── Source material
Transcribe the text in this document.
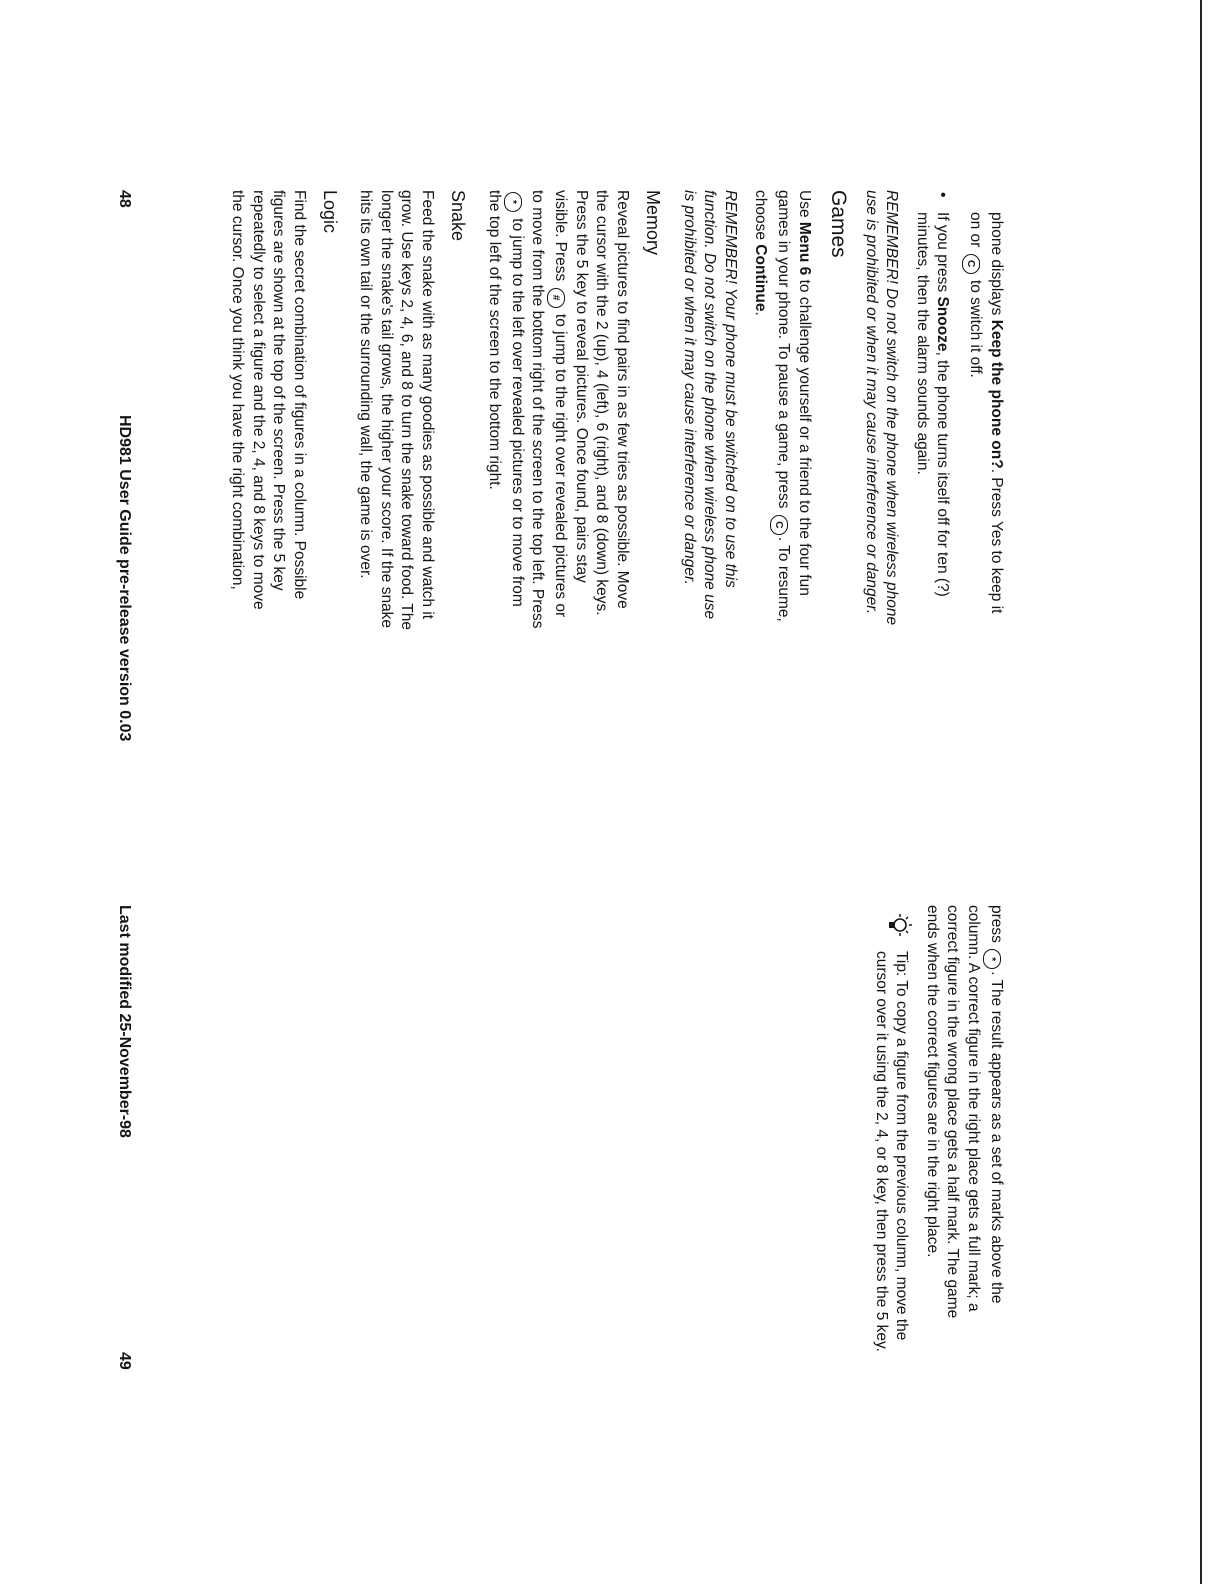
phone displays Keep the phone on?. Press Yes to keep it on or C to switch it off.

•
If you press Snooze, the phone turns itself off for ten (?) minutes, then the alarm sounds again.

REMEMBER! Do not switch on the phone when wireless phone use is prohibited or when it may cause interference or danger.

Games

Use Menu 6 to challenge yourself or a friend to the four fun games in your phone. To pause a game, press C. To resume, choose Continue.

REMEMBER! Your phone must be switched on to use this function. Do not switch on the phone when wireless phone use is prohibited or when it may cause interference or danger.

Memory

Reveal pictures to find pairs in as few tries as possible. Move the cursor with the 2 (up), 4 (left), 6 (right), and 8 (down) keys. Press the 5 key to reveal pictures. Once found, pairs stay visible. Press # to jump to the right over revealed pictures or to move from the bottom right of the screen to the top left. Press * to jump to the left over revealed pictures or to move from the top left of the screen to the bottom right.

Snake

Feed the snake with as many goodies as possible and watch it grow. Use keys 2, 4, 6, and 8 to turn the snake toward food. The longer the snake's tail grows, the higher your score. If the snake hits its own tail or the surrounding wall, the game is over.

Logic

Find the secret combination of figures in a column. Possible figures are shown at the top of the screen. Press the 5 key repeatedly to select a figure and the 2, 4, and 8 keys to move the cursor. Once you think you have the right combination,

press *. The result appears as a set of marks above the column. A correct figure in the right place gets a full mark; a correct figure in the wrong place gets a half mark. The game ends when the correct figures are in the right place.

Tip: To copy a figure from the previous column, move the cursor over it using the 2, 4, or 8 key, then press the 5 key.
48
HD981 User Guide pre-release version 0.03
Last modified 25-November-98
49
────
◆ Do this:
Your task is to set down the records shown above exactly, minus any pictures.

◆ Task response:
Transcribe the text in this document.
phone displays Keep the phone on?. Press Yes to keep it on or C to switch it off.

•
If you press Snooze, the phone turns itself off for ten (?) minutes, then the alarm sounds again.

REMEMBER! Do not switch on the phone when wireless phone use is prohibited or when it may cause interference or danger.

Games

Use Menu 6 to challenge yourself or a friend to the four fun games in your phone. To pause a game, press C. To resume, choose Continue.

REMEMBER! Your phone must be switched on to use this function. Do not switch on the phone when wireless phone use is prohibited or when it may cause interference or danger.

Memory

Reveal pictures to find pairs in as few tries as possible. Move the cursor with the 2 (up), 4 (left), 6 (right), and 8 (down) keys. Press the 5 key to reveal pictures. Once found, pairs stay visible. Press # to jump to the right over revealed pictures or to move from the bottom right of the screen to the top left. Press * to jump to the left over revealed pictures or to move from the top left of the screen to the bottom right.

Snake

Feed the snake with as many goodies as possible and watch it grow. Use keys 2, 4, 6, and 8 to turn the snake toward food. The longer the snake's tail grows, the higher your score. If the snake hits its own tail or the surrounding wall, the game is over.

Logic

Find the secret combination of figures in a column. Possible figures are shown at the top of the screen. Press the 5 key repeatedly to select a figure and the 2, 4, and 8 keys to move the cursor. Once you think you have the right combination,

press *. The result appears as a set of marks above the column. A correct figure in the right place gets a full mark; a correct figure in the wrong place gets a half mark. The game ends when the correct figures are in the right place.

Tip: To copy a figure from the previous column, move the cursor over it using the 2, 4, or 8 key, then press the 5 key.
48
HD981 User Guide pre-release version 0.03
Last modified 25-November-98
49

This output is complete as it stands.